=== DATA FOR THIS EXERCISE ===
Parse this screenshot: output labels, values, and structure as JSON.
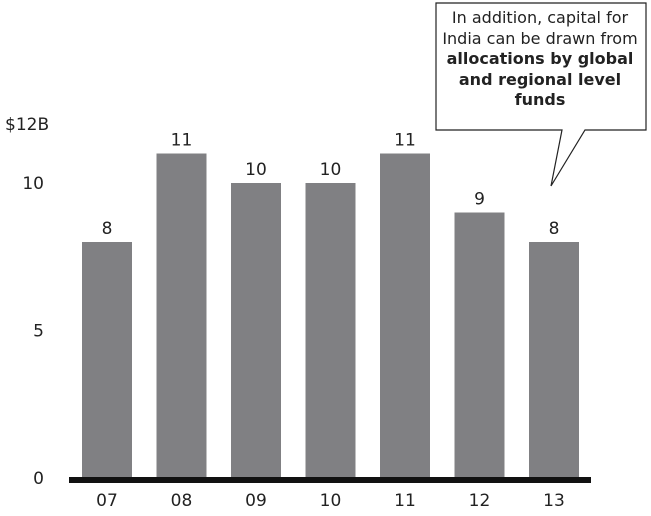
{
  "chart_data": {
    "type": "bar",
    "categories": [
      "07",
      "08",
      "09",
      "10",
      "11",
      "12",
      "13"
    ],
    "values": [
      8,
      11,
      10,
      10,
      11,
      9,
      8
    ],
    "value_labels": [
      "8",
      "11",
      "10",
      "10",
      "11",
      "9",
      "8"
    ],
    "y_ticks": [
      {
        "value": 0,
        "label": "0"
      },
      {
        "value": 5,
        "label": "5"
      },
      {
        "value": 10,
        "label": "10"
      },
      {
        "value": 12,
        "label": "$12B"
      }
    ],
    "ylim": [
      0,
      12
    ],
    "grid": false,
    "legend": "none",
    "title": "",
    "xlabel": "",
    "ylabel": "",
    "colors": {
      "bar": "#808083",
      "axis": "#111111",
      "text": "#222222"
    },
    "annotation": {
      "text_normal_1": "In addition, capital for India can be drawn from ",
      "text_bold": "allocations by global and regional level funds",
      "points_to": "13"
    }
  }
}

* * *

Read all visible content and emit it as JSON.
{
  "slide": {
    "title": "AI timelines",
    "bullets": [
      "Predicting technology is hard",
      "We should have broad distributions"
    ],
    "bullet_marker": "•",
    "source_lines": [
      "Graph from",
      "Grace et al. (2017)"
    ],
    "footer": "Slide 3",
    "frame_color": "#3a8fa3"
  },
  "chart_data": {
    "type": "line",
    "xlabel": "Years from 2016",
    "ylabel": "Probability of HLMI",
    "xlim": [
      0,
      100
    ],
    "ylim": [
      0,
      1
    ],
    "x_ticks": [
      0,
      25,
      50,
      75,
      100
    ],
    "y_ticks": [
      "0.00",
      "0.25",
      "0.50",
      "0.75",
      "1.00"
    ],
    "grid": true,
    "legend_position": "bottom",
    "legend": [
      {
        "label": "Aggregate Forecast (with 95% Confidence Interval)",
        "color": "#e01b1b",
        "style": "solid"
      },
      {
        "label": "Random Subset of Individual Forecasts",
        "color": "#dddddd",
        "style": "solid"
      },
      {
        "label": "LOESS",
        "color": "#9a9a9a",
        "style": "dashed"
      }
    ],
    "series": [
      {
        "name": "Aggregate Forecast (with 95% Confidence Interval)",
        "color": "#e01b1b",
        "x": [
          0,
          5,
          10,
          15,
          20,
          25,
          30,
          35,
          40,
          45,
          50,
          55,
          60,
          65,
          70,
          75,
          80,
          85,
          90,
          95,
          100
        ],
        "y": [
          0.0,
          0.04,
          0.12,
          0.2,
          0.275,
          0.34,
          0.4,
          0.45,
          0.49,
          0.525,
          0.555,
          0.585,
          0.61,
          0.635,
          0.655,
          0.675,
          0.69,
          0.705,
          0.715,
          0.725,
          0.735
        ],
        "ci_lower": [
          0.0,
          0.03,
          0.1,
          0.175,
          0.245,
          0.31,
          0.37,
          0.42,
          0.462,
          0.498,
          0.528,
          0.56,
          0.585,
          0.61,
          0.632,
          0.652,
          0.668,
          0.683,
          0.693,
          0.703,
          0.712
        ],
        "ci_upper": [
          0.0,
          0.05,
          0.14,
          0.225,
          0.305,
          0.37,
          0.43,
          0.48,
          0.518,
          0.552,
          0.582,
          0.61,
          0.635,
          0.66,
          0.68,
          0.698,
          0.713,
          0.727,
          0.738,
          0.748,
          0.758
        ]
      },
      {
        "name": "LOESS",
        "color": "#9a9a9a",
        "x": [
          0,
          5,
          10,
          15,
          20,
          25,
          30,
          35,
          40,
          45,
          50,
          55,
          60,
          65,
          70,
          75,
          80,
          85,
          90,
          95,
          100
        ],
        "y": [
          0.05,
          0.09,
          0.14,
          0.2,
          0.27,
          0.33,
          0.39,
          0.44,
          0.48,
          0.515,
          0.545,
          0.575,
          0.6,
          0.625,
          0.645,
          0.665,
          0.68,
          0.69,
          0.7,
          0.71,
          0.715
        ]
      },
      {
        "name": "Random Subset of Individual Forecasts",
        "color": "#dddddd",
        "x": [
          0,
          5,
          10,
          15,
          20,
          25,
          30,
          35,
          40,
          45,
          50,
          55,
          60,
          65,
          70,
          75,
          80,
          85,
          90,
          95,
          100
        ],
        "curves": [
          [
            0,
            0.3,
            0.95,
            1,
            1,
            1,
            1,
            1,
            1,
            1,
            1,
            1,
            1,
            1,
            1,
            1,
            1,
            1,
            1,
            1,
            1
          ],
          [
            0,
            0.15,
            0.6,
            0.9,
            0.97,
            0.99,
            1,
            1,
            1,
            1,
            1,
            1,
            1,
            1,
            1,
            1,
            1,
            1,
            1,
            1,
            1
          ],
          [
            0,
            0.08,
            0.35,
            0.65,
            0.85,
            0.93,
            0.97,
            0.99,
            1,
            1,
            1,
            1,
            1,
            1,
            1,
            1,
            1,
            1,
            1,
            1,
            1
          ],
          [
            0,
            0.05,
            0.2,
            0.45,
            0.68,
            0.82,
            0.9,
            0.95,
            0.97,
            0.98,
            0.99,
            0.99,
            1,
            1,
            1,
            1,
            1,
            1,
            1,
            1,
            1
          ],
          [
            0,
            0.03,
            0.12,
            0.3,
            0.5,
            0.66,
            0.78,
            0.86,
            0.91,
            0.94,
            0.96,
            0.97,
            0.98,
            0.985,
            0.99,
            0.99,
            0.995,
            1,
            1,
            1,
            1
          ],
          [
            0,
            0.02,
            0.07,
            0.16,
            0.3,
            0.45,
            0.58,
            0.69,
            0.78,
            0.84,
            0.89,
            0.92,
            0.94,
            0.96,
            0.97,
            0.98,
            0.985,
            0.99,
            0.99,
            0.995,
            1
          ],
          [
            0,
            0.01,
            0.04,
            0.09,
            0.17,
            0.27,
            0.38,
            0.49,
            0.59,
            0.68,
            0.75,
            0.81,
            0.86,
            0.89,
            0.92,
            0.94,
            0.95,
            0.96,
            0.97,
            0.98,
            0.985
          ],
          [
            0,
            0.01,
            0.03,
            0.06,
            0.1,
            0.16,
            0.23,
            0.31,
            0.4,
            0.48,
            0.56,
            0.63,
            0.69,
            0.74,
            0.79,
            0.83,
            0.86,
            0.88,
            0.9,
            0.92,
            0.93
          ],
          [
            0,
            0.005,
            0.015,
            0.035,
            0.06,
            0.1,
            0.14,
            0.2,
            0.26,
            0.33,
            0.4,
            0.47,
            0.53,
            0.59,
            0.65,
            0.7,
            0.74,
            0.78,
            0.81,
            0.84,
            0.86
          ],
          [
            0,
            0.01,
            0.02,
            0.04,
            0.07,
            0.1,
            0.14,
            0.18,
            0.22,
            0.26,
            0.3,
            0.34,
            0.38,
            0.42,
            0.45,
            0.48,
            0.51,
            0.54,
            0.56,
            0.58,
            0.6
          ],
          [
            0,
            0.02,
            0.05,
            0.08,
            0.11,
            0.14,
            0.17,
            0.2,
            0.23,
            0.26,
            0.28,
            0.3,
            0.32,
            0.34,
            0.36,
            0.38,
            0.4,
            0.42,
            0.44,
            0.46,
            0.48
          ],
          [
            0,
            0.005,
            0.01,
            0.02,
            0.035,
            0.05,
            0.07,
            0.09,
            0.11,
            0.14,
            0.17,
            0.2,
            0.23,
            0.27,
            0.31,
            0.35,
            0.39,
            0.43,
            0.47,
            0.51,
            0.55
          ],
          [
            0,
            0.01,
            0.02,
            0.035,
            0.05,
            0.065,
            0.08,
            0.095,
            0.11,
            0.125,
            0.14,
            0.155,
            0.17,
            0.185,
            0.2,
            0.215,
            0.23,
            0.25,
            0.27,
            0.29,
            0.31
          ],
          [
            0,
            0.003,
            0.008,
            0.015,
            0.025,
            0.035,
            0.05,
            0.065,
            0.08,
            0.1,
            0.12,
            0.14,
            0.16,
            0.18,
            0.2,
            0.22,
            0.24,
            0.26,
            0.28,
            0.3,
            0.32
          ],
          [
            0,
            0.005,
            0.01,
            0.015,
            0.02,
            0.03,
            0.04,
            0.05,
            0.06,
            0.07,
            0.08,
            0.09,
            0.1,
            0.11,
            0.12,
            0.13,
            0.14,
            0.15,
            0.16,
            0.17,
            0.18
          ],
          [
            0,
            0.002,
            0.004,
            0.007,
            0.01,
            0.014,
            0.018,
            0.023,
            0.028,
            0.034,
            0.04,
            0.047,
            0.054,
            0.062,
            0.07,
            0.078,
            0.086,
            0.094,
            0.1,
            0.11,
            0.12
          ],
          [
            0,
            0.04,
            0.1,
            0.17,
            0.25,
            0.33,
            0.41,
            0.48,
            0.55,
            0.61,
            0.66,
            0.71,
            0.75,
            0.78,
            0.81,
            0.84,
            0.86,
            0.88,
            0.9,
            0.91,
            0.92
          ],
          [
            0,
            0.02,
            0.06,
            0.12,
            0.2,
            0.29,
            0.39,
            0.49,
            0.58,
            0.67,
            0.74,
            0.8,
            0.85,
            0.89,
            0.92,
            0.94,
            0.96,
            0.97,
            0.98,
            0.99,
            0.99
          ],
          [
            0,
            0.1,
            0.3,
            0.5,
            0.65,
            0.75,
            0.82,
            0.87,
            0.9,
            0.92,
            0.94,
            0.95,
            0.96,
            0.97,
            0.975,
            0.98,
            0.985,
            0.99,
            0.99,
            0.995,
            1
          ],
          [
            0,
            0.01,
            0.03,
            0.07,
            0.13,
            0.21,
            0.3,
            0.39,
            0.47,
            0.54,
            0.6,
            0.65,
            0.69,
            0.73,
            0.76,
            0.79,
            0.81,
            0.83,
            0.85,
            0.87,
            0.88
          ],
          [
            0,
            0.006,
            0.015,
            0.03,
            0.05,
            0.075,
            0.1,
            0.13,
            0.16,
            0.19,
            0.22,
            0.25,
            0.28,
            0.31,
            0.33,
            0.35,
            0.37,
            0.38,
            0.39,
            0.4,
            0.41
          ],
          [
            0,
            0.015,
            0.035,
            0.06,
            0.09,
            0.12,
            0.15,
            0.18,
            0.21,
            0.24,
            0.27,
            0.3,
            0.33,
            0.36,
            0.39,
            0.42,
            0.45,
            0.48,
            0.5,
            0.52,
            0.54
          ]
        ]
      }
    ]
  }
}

=== WHAT IS NEEDED ===
Copy, from the material above, each line in which the string "Aggregate" occurs.

=== EXERCISE OUTPUT ===
        "label": "Aggregate Forecast (with 95% Confidence Interval)",
        "name": "Aggregate Forecast (with 95% Confidence Interval)",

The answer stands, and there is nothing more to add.